#### Element placement data:

::::

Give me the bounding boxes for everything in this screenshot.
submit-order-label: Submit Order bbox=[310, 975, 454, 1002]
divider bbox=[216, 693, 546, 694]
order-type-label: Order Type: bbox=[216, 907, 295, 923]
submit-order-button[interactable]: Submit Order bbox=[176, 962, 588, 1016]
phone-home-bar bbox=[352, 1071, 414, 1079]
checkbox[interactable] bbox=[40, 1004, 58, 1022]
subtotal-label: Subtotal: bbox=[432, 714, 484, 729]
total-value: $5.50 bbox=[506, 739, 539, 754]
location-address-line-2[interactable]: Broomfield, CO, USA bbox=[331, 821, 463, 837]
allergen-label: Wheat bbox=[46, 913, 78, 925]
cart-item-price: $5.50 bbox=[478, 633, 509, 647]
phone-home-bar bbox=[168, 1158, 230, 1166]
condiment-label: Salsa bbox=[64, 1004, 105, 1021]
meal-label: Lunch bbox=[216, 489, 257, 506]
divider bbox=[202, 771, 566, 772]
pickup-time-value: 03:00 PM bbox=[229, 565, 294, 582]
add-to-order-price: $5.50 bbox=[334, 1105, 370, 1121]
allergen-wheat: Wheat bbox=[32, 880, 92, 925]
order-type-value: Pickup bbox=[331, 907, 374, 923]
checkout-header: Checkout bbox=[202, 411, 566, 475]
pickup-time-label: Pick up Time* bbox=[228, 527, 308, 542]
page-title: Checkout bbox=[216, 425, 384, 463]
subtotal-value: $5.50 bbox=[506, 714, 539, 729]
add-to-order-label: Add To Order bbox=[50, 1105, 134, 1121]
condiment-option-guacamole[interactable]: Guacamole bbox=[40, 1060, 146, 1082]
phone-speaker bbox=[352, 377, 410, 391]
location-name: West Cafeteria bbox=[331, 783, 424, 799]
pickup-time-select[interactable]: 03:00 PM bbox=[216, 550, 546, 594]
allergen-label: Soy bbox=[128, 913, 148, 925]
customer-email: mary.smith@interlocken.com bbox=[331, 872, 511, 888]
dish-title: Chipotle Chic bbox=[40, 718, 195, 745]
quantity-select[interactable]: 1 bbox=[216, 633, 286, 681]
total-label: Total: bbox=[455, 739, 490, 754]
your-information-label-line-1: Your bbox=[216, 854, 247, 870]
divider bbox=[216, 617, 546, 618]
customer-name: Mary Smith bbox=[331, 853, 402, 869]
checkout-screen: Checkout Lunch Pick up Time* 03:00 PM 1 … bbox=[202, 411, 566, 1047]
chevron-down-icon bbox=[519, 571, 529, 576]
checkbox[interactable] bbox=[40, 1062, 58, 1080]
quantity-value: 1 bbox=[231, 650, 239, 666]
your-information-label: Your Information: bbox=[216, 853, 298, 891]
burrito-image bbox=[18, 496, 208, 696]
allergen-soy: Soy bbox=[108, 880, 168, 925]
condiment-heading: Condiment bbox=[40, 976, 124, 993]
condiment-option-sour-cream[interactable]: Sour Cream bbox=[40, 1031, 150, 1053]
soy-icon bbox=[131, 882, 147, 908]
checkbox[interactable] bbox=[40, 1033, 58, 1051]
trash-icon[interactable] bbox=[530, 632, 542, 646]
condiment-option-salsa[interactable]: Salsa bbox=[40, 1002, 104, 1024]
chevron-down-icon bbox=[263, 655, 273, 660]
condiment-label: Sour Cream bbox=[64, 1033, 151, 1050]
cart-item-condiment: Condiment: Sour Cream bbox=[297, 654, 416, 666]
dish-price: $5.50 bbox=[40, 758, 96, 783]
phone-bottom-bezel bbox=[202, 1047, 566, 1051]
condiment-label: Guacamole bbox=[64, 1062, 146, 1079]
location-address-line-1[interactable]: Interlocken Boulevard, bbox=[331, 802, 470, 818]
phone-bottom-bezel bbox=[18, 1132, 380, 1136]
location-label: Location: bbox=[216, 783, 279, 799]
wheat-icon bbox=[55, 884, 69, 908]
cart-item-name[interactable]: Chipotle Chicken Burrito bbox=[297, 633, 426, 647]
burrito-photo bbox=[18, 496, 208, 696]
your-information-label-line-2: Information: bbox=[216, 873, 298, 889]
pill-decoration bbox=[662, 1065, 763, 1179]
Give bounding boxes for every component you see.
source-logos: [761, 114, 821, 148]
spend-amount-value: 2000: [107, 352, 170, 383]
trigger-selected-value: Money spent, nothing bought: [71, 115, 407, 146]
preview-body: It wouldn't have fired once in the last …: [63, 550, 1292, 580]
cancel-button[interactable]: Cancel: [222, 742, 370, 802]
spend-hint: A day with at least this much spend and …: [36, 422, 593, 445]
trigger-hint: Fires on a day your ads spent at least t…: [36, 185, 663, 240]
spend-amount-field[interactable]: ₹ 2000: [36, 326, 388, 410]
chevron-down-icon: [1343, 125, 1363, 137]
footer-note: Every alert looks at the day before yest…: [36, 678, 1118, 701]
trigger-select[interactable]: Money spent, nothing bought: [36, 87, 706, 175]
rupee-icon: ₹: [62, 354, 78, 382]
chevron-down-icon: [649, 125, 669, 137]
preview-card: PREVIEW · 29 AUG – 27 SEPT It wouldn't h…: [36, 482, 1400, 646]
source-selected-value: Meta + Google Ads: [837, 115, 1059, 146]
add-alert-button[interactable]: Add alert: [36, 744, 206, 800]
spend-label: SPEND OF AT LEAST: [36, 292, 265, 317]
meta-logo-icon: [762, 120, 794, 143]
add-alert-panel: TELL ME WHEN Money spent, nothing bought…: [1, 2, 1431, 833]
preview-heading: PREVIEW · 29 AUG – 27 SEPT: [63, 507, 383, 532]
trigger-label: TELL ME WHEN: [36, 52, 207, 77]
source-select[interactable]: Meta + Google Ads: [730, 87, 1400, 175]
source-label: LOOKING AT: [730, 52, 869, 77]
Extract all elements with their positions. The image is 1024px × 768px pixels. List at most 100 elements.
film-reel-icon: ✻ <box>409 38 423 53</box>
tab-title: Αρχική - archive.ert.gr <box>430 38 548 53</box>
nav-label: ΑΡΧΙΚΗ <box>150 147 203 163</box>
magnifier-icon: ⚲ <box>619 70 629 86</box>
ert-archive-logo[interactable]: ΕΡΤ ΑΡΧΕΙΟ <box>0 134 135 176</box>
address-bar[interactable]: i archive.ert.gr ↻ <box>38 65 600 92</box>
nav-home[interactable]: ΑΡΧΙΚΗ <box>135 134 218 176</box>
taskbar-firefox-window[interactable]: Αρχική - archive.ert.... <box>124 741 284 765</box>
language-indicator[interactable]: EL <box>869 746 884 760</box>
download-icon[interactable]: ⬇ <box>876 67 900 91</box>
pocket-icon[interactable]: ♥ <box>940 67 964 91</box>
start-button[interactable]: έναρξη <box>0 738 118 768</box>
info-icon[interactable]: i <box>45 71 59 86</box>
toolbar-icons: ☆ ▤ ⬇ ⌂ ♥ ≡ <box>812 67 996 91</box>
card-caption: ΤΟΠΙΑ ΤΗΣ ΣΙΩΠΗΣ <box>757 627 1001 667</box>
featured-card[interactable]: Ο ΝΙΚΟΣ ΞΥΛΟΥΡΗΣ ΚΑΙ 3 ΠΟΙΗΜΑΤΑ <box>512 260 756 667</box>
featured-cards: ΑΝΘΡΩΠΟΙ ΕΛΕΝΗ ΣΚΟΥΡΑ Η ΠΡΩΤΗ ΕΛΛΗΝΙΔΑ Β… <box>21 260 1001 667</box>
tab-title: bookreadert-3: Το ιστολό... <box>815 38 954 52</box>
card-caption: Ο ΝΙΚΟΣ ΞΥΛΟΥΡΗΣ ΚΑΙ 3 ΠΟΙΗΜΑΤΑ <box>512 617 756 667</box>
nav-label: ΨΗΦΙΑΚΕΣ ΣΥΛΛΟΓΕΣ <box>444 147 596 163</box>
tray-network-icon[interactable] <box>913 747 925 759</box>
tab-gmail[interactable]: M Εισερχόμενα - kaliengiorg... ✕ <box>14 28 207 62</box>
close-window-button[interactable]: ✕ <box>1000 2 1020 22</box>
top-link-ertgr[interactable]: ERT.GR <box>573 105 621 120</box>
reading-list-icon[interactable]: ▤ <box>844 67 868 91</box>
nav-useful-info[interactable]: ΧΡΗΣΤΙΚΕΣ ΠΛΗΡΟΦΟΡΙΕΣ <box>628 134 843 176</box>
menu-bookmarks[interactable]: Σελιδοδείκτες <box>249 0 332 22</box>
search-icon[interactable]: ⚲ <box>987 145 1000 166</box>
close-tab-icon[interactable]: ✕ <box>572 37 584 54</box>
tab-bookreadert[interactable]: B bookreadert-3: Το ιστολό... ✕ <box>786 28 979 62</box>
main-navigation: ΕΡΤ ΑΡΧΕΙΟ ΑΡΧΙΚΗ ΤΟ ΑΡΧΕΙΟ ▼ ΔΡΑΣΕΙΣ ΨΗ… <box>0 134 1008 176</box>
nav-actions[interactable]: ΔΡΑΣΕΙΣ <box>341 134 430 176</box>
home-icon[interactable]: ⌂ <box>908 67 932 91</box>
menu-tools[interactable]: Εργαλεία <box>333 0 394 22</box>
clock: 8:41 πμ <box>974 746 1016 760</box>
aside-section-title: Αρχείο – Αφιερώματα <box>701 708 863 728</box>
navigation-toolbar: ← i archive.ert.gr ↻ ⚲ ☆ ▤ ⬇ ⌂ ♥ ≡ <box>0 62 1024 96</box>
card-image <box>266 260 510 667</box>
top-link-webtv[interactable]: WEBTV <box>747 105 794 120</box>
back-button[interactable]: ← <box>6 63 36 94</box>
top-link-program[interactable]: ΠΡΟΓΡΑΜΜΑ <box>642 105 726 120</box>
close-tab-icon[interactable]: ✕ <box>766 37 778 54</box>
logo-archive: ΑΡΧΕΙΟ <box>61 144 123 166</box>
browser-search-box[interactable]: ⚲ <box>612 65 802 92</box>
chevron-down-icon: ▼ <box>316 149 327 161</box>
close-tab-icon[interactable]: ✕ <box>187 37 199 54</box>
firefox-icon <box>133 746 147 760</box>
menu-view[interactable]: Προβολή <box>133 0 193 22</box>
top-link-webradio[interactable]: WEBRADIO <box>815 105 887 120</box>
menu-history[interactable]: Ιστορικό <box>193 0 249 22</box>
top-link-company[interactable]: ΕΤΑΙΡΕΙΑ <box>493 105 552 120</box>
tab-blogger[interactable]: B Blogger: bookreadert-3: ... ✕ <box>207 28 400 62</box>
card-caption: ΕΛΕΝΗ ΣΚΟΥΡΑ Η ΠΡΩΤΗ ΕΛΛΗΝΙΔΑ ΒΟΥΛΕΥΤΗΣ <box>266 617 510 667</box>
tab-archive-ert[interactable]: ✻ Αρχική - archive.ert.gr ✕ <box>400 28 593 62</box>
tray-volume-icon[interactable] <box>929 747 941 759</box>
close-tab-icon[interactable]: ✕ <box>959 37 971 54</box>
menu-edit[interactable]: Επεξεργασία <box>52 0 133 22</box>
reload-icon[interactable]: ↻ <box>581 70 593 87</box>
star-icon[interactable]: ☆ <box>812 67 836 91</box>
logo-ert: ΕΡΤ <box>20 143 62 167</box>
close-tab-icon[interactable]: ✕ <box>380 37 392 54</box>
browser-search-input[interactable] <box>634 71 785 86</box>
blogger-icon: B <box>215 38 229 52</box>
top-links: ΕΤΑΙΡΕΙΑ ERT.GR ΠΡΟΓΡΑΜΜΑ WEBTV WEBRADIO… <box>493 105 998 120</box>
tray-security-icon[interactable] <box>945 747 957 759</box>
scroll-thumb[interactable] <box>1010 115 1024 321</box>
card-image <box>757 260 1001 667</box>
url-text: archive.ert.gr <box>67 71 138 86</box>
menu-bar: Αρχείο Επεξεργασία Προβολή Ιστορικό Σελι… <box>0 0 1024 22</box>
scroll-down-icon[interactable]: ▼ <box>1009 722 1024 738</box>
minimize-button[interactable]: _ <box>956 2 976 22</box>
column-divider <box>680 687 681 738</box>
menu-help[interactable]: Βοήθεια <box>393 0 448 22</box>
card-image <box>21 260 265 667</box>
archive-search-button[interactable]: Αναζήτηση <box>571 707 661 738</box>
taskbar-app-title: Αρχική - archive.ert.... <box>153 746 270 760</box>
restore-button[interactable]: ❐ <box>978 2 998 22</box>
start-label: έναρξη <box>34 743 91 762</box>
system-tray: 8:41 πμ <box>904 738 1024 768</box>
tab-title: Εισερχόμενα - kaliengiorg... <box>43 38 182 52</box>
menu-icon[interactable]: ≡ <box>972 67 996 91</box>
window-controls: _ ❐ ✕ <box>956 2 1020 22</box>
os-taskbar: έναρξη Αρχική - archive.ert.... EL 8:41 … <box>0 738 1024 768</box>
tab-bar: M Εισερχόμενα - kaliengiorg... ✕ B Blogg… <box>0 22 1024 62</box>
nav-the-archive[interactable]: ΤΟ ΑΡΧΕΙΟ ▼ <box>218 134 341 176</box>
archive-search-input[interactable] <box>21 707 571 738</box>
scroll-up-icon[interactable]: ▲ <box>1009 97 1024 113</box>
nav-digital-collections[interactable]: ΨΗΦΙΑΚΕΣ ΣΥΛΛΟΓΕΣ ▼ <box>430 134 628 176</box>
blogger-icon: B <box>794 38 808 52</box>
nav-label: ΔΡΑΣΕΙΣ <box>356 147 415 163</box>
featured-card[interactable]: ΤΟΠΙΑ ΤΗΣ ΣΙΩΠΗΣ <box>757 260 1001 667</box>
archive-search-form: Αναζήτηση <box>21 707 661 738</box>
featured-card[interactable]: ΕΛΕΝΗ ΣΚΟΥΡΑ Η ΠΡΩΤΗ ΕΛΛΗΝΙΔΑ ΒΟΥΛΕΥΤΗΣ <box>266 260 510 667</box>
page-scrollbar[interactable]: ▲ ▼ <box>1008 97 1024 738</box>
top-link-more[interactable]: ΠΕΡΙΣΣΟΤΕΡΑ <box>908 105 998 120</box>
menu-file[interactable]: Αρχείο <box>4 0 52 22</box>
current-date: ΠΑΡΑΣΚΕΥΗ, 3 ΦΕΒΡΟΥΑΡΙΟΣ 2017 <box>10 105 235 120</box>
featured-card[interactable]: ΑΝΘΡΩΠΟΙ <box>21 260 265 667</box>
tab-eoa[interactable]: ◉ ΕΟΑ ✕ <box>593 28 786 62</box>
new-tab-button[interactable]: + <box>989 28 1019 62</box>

::::

#### JOB:
Pick out every line in the entries above that contains the string "start", and copy each one. Case counts.

#### RESULT:
start-button[interactable]: έναρξη <box>0 738 118 768</box>
start-label: έναρξη <box>34 743 91 762</box>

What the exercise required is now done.